Source data:
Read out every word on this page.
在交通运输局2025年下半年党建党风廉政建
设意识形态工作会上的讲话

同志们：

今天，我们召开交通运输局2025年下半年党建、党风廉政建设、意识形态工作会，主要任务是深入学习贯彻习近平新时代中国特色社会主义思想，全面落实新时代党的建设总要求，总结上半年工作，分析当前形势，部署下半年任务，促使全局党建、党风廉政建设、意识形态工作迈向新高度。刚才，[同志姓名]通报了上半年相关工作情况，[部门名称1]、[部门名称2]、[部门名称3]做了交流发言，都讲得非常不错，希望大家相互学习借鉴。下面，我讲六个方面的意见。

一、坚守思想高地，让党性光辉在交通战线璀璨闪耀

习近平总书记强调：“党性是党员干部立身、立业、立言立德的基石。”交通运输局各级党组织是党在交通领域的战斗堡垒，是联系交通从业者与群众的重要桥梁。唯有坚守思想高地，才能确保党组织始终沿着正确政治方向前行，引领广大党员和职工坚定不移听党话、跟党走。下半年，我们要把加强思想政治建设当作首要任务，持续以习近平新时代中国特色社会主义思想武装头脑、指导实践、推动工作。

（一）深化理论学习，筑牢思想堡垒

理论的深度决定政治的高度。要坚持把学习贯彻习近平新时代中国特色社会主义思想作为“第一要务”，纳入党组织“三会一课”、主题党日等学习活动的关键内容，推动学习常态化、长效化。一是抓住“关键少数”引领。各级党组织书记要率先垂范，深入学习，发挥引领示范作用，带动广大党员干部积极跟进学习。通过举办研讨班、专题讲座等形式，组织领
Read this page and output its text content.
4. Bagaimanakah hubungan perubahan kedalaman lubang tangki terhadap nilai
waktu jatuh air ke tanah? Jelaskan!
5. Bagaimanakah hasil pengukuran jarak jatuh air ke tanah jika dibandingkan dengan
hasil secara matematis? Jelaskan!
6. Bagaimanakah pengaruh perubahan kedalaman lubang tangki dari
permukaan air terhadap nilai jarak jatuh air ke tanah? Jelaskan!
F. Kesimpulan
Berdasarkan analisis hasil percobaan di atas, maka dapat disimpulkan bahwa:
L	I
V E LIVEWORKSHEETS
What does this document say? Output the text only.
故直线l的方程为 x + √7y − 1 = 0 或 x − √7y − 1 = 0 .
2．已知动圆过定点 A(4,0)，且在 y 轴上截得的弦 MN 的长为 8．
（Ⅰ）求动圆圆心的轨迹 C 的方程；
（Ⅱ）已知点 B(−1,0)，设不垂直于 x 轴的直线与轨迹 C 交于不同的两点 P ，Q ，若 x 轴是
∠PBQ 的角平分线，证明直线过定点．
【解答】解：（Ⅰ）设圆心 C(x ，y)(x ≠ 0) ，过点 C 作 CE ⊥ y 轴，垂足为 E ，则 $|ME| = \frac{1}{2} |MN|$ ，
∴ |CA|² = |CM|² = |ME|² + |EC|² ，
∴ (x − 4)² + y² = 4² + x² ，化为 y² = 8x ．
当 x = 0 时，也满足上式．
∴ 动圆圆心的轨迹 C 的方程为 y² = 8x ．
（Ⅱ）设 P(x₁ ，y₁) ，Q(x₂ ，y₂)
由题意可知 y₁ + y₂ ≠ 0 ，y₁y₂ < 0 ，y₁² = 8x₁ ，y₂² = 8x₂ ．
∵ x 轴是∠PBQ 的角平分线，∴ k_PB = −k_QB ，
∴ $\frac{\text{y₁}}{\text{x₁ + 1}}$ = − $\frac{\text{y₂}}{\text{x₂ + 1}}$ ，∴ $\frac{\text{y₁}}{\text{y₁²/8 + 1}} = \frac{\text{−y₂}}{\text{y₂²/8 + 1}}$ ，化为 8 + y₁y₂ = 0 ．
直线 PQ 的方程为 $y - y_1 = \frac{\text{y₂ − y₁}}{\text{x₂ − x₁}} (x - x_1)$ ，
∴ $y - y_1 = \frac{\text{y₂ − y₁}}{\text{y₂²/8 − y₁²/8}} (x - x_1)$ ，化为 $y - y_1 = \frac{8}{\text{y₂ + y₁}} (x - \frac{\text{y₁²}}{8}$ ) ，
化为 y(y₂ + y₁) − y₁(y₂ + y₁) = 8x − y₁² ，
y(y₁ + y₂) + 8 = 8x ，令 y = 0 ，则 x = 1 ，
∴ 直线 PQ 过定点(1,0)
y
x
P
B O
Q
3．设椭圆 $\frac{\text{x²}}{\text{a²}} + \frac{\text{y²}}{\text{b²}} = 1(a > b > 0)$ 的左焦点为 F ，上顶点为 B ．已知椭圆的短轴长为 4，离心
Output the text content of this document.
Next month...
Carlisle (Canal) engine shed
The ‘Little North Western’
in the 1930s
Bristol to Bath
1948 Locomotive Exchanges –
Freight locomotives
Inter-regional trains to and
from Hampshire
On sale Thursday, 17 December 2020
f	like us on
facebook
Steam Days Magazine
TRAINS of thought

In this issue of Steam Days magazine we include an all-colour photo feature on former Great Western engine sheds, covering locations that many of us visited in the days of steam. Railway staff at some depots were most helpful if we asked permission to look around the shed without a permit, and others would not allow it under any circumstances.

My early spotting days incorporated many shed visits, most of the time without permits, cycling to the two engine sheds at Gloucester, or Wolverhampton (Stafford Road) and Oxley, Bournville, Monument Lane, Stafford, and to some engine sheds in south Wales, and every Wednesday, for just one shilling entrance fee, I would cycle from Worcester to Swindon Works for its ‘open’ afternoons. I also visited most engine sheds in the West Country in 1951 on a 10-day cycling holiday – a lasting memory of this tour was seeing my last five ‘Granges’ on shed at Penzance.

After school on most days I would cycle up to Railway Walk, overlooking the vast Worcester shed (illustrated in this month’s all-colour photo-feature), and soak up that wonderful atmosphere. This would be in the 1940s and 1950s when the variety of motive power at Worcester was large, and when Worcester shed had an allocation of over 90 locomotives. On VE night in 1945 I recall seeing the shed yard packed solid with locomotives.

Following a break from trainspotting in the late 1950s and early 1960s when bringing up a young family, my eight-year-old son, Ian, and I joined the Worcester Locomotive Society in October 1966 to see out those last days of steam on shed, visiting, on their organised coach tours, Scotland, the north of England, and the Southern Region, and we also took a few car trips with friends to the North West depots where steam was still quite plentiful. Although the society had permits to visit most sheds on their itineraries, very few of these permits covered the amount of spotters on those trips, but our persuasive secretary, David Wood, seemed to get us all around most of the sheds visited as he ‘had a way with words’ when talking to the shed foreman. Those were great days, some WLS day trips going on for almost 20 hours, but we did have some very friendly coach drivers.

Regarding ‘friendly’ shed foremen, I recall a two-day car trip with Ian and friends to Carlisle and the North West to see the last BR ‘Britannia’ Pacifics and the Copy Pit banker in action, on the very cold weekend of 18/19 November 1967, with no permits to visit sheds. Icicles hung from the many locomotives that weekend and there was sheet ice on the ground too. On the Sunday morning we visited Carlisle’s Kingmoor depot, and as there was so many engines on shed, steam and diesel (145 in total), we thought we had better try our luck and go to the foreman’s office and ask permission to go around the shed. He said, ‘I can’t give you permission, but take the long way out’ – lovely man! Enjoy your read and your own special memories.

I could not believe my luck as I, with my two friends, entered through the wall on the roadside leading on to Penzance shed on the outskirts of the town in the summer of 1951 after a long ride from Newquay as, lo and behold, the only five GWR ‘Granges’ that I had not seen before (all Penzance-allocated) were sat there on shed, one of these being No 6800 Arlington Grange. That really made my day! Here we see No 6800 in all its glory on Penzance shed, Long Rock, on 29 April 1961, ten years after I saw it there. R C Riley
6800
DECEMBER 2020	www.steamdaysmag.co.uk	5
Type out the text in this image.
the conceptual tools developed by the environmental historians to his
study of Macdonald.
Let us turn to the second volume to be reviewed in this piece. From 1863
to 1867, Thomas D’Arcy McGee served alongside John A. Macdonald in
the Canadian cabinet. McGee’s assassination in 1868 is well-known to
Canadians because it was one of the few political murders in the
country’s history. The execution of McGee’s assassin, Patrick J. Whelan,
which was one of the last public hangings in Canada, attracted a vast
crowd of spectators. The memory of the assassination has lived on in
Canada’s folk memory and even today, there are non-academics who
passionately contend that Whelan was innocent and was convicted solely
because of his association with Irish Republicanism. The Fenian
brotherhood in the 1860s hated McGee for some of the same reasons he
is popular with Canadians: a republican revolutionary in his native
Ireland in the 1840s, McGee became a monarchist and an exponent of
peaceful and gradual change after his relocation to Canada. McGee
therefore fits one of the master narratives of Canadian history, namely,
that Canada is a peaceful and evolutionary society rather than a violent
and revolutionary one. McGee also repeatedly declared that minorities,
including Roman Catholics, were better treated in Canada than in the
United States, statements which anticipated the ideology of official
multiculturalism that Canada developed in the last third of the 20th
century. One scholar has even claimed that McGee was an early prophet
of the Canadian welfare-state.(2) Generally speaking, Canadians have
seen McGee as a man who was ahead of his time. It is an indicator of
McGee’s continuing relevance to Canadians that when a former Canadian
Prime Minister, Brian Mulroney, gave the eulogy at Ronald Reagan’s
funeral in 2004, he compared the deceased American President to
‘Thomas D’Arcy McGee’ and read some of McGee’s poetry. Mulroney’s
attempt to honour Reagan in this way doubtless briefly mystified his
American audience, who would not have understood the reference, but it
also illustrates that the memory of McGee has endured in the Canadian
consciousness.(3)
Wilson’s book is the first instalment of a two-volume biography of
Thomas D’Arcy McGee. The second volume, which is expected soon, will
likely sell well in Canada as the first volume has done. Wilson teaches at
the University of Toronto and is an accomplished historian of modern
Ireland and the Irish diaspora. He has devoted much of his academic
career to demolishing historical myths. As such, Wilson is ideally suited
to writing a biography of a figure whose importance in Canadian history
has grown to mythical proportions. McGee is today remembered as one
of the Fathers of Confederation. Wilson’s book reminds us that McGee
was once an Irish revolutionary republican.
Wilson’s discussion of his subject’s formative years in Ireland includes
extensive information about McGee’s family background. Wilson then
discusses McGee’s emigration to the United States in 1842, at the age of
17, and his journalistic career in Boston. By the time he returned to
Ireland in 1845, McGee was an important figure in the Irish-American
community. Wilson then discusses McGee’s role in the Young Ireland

## What the exercise asks
Look through the data above. Copy every line with the string "developed" in it.

## Result
the conceptual tools developed by the environmental historians to his
multiculturalism that Canada developed in the last third of the 20th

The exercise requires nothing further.